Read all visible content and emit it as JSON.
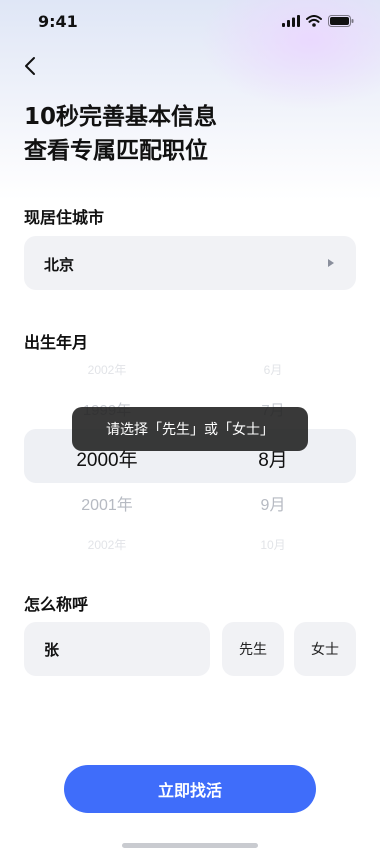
{
  "status_bar": {
    "time": "9:41"
  },
  "title": {
    "line1": "10秒完善基本信息",
    "line2": "查看专属匹配职位"
  },
  "city": {
    "label": "现居住城市",
    "value": "北京"
  },
  "birth": {
    "label": "出生年月",
    "years": [
      "2002年",
      "1999年",
      "2000年",
      "2001年",
      "2002年"
    ],
    "months": [
      "6月",
      "7月",
      "8月",
      "9月",
      "10月"
    ],
    "selected_year": "2000年",
    "selected_month": "8月"
  },
  "toast": {
    "text": "请选择「先生」或「女士」"
  },
  "name": {
    "label": "怎么称呼",
    "value": "张",
    "options": [
      "先生",
      "女士"
    ]
  },
  "submit": {
    "label": "立即找活"
  },
  "colors": {
    "accent": "#3f6dfa",
    "field_bg": "#f1f2f5"
  }
}
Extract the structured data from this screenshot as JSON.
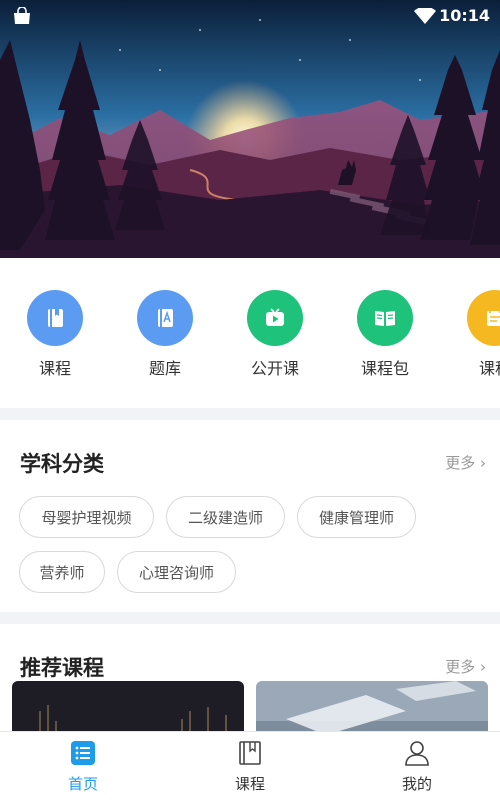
{
  "status_bar": {
    "time": "10:14",
    "icons": [
      "shopping-bag-icon",
      "wifi-icon"
    ]
  },
  "hero": {
    "image": "landscape-banner",
    "colors": {
      "sky_top": "#0d2a48",
      "sky_mid": "#2a6aa0",
      "glow": "#f6c98a",
      "hills": "#7a3a6a"
    }
  },
  "categories": [
    {
      "label": "课程",
      "icon": "book-icon",
      "color": "#5b9cf2"
    },
    {
      "label": "题库",
      "icon": "question-bank-icon",
      "color": "#5b9cf2"
    },
    {
      "label": "公开课",
      "icon": "tv-play-icon",
      "color": "#1fc27a"
    },
    {
      "label": "课程包",
      "icon": "open-book-icon",
      "color": "#1fc27a"
    },
    {
      "label": "课程",
      "icon": "course-card-icon",
      "color": "#f5b820"
    }
  ],
  "subjects": {
    "title": "学科分类",
    "more": "更多",
    "tags": [
      "母婴护理视频",
      "二级建造师",
      "健康管理师",
      "营养师",
      "心理咨询师"
    ]
  },
  "recommended": {
    "title": "推荐课程",
    "more": "更多",
    "cards": [
      {
        "image": "night-harbor-thumbnail"
      },
      {
        "image": "light-window-thumbnail"
      }
    ]
  },
  "bottom_nav": {
    "items": [
      {
        "label": "首页",
        "icon": "home-list-icon",
        "active": true
      },
      {
        "label": "课程",
        "icon": "book-outline-icon",
        "active": false
      },
      {
        "label": "我的",
        "icon": "person-icon",
        "active": false
      }
    ],
    "active_color": "#1e9be9"
  }
}
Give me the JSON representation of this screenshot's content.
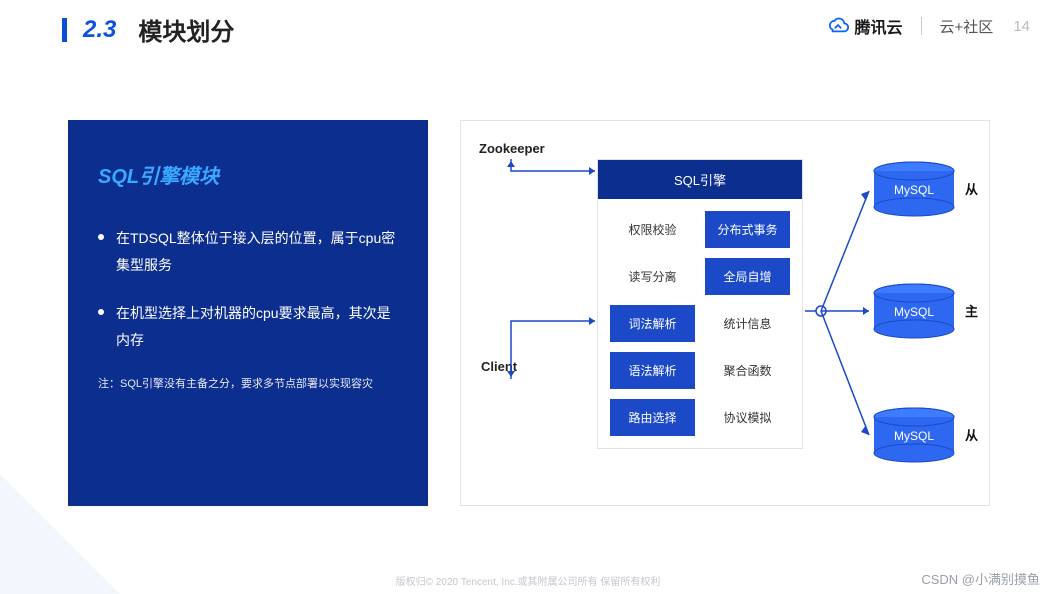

======

■ **Direction**:
Each record above is to be restated exactly, with its pictures removed from the copy.

■ **Response**:
Read all visible content and emit it as JSON.
{
  "status_bar": {
    "time": "9:41"
  },
  "title": {
    "line1": "10秒完善基本信息",
    "line2": "查看专属匹配职位"
  },
  "city": {
    "label": "现居住城市",
    "value": "北京"
  },
  "birth": {
    "label": "出生年月",
    "years": [
      "2002年",
      "1999年",
      "2000年",
      "2001年",
      "2002年"
    ],
    "months": [
      "6月",
      "7月",
      "8月",
      "9月",
      "10月"
    ],
    "selected_year": "2000年",
    "selected_month": "8月"
  },
  "toast": {
    "text": "请选择「先生」或「女士」"
  },
  "name": {
    "label": "怎么称呼",
    "value": "张",
    "options": [
      "先生",
      "女士"
    ]
  },
  "submit": {
    "label": "立即找活"
  },
  "colors": {
    "accent": "#3f6dfa",
    "field_bg": "#f1f2f5"
  }
}
Extract the structured data from this screenshot as JSON.
{
  "status_bar": {
    "time": "10:14",
    "icons": [
      "shopping-bag-icon",
      "wifi-icon"
    ]
  },
  "hero": {
    "image": "landscape-banner",
    "colors": {
      "sky_top": "#0d2a48",
      "sky_mid": "#2a6aa0",
      "glow": "#f6c98a",
      "hills": "#7a3a6a"
    }
  },
  "categories": [
    {
      "label": "课程",
      "icon": "book-icon",
      "color": "#5b9cf2"
    },
    {
      "label": "题库",
      "icon": "question-bank-icon",
      "color": "#5b9cf2"
    },
    {
      "label": "公开课",
      "icon": "tv-play-icon",
      "color": "#1fc27a"
    },
    {
      "label": "课程包",
      "icon": "open-book-icon",
      "color": "#1fc27a"
    },
    {
      "label": "课程",
      "icon": "course-card-icon",
      "color": "#f5b820"
    }
  ],
  "subjects": {
    "title": "学科分类",
    "more": "更多",
    "tags": [
      "母婴护理视频",
      "二级建造师",
      "健康管理师",
      "营养师",
      "心理咨询师"
    ]
  },
  "recommended": {
    "title": "推荐课程",
    "more": "更多",
    "cards": [
      {
        "image": "night-harbor-thumbnail"
      },
      {
        "image": "light-window-thumbnail"
      }
    ]
  },
  "bottom_nav": {
    "items": [
      {
        "label": "首页",
        "icon": "home-list-icon",
        "active": true
      },
      {
        "label": "课程",
        "icon": "book-outline-icon",
        "active": false
      },
      {
        "label": "我的",
        "icon": "person-icon",
        "active": false
      }
    ],
    "active_color": "#1e9be9"
  }
}
Give me the JSON representation of this screenshot's content.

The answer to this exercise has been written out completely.